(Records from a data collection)
==========

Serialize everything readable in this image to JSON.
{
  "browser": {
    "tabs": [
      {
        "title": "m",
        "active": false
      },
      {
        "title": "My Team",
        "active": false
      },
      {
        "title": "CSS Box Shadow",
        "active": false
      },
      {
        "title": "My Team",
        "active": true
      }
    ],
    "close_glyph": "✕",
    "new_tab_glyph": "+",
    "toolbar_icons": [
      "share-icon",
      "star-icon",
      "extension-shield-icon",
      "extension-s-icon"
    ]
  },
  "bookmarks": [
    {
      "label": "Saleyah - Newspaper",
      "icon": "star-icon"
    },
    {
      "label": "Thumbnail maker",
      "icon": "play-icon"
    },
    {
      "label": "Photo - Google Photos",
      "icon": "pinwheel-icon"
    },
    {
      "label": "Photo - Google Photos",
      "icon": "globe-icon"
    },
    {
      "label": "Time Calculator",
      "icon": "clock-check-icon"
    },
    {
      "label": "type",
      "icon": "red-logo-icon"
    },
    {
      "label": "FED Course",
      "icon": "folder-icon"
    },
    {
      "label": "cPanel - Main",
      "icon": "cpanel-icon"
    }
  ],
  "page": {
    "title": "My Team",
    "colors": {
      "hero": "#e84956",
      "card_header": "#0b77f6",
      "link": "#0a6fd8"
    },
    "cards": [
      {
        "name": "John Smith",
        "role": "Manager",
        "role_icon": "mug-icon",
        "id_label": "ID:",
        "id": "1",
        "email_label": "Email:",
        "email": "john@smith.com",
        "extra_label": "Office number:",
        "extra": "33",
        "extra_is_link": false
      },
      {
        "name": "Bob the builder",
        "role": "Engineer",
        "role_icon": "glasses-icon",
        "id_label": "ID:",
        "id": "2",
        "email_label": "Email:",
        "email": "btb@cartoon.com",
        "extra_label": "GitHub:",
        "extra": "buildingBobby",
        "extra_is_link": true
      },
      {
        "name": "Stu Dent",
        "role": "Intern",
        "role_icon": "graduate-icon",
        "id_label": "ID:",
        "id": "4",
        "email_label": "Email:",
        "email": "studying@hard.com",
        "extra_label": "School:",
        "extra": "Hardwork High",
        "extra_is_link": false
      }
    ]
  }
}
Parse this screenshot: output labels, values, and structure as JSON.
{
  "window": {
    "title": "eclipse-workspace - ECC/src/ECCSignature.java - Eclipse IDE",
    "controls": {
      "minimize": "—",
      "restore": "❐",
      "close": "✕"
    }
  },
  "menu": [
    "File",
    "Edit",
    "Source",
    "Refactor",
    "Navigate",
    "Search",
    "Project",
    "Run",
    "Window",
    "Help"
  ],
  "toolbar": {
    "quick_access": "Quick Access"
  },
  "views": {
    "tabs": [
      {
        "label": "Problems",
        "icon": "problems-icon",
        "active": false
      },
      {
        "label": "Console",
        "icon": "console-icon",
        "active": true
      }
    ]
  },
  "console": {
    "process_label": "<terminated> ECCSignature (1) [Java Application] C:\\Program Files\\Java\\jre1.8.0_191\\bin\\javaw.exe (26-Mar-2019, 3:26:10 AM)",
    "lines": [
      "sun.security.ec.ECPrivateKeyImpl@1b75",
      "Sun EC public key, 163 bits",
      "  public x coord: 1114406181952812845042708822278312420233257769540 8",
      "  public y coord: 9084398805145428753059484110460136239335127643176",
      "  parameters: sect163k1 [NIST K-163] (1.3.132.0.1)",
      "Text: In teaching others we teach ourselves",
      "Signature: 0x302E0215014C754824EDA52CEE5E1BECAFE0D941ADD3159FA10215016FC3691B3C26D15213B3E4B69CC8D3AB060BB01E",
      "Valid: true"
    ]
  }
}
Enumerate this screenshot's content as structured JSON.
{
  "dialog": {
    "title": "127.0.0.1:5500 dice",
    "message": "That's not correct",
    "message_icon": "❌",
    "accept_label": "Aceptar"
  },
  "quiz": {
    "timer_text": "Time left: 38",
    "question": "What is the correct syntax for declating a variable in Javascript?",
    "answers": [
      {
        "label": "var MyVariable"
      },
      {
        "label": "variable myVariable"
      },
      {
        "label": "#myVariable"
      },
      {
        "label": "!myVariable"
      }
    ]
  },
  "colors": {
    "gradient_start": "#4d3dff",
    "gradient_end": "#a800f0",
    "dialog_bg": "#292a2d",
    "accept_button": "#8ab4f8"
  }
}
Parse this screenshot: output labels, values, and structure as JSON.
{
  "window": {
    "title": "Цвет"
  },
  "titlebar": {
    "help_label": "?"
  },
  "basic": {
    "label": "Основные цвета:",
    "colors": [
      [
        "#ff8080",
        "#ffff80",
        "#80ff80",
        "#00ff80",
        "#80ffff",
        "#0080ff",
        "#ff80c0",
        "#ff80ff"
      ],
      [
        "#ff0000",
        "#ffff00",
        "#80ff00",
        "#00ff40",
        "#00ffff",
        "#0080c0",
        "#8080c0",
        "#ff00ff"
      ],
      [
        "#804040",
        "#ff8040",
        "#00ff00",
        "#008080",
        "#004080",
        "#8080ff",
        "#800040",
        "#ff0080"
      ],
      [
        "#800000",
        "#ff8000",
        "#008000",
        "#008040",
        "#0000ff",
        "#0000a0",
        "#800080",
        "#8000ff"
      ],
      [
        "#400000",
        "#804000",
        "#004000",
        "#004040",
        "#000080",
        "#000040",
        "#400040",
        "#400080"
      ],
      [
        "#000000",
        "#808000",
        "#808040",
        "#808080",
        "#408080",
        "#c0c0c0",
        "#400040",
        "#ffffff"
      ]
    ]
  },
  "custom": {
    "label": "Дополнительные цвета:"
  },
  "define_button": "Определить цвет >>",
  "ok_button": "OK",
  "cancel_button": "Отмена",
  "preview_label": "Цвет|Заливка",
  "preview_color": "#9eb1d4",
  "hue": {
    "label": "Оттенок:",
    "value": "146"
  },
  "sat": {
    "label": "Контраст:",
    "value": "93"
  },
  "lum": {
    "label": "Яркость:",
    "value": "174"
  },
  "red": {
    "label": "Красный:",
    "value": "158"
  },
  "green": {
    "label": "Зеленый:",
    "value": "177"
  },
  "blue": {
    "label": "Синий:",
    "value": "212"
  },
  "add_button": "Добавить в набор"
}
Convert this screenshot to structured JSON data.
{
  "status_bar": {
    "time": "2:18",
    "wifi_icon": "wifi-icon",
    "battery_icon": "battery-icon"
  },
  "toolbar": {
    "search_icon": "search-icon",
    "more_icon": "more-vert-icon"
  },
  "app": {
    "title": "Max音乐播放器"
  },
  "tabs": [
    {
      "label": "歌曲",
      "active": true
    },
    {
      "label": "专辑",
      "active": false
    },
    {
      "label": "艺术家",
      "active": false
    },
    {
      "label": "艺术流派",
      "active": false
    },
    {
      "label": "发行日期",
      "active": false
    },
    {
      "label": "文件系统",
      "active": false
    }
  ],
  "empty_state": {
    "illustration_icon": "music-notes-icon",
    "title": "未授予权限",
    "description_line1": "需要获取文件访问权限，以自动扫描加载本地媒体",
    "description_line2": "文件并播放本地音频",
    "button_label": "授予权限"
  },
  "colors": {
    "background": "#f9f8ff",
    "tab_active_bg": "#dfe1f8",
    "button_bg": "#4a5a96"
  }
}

==========

- **BRIEF**:
Track down the lines that include the word "public" and copy them.

- **EXERCISE OUTPUT**:
      "Sun EC public key, 163 bits",
      "  public x coord: 1114406181952812845042708822278312420233257769540 8",
      "  public y coord: 9084398805145428753059484110460136239335127643176",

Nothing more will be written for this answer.